| WORK TO COMPLETE |
Your task is to output all the records below, word for word.

Dataset items:
......

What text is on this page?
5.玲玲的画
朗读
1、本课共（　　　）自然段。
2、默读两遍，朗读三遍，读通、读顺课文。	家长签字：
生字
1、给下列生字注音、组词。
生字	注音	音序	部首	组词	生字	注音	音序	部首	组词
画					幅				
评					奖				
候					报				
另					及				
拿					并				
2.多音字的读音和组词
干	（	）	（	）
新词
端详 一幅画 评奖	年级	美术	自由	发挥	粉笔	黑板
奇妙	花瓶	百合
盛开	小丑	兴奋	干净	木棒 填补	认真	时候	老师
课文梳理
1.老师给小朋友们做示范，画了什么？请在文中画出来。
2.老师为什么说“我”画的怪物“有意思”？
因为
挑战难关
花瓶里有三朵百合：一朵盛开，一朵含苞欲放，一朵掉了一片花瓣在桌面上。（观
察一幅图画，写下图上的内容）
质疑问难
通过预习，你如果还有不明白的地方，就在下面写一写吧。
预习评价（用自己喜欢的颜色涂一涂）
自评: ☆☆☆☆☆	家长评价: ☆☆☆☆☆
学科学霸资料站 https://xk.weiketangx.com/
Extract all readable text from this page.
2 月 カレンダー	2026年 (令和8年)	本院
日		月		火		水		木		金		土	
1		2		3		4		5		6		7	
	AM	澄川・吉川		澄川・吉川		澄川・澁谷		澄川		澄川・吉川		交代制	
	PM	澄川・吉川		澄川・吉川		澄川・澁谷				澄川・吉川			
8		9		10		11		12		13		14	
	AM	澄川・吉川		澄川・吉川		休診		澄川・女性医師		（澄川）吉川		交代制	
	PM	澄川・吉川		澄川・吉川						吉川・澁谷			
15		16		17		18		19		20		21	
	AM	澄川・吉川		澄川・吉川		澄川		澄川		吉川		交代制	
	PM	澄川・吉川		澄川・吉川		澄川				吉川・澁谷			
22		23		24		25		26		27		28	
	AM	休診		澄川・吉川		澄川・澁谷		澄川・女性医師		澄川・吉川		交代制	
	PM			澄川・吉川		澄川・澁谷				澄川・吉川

......

| OUTPUT BELOW |
What text is on this page?
5.玲玲的画
朗读
1、本课共（　　　）自然段。
2、默读两遍，朗读三遍，读通、读顺课文。	家长签字：
生字
1、给下列生字注音、组词。
生字	注音	音序	部首	组词	生字	注音	音序	部首	组词
画					幅				
评					奖				
候					报				
另					及				
拿					并				
2.多音字的读音和组词
干	（	）	（	）
新词
端详 一幅画 评奖	年级	美术	自由	发挥	粉笔	黑板
奇妙	花瓶	百合
盛开	小丑	兴奋	干净	木棒 填补	认真	时候	老师
课文梳理
1.老师给小朋友们做示范，画了什么？请在文中画出来。
2.老师为什么说“我”画的怪物“有意思”？
因为
挑战难关
花瓶里有三朵百合：一朵盛开，一朵含苞欲放，一朵掉了一片花瓣在桌面上。（观
察一幅图画，写下图上的内容）
质疑问难
通过预习，你如果还有不明白的地方，就在下面写一写吧。
预习评价（用自己喜欢的颜色涂一涂）
自评: ☆☆☆☆☆	家长评价: ☆☆☆☆☆
学科学霸资料站 https://xk.weiketangx.com/
Extract all readable text from this page.
2 月 カレンダー	2026年 (令和8年)	本院
日		月		火		水		木		金		土	
1		2		3		4		5		6		7	
	AM	澄川・吉川		澄川・吉川		澄川・澁谷		澄川		澄川・吉川		交代制	
	PM	澄川・吉川		澄川・吉川		澄川・澁谷				澄川・吉川			
8		9		10		11		12		13		14	
	AM	澄川・吉川		澄川・吉川		休診		澄川・女性医師		（澄川）吉川		交代制	
	PM	澄川・吉川		澄川・吉川						吉川・澁谷			
15		16		17		18		19		20		21	
	AM	澄川・吉川		澄川・吉川		澄川		澄川		吉川		交代制	
	PM	澄川・吉川		澄川・吉川		澄川				吉川・澁谷			
22		23		24		25		26		27		28	
	AM	休診		澄川・吉川		澄川・澁谷		澄川・女性医師		澄川・吉川		交代制	
	PM			澄川・吉川		澄川・澁谷				澄川・吉川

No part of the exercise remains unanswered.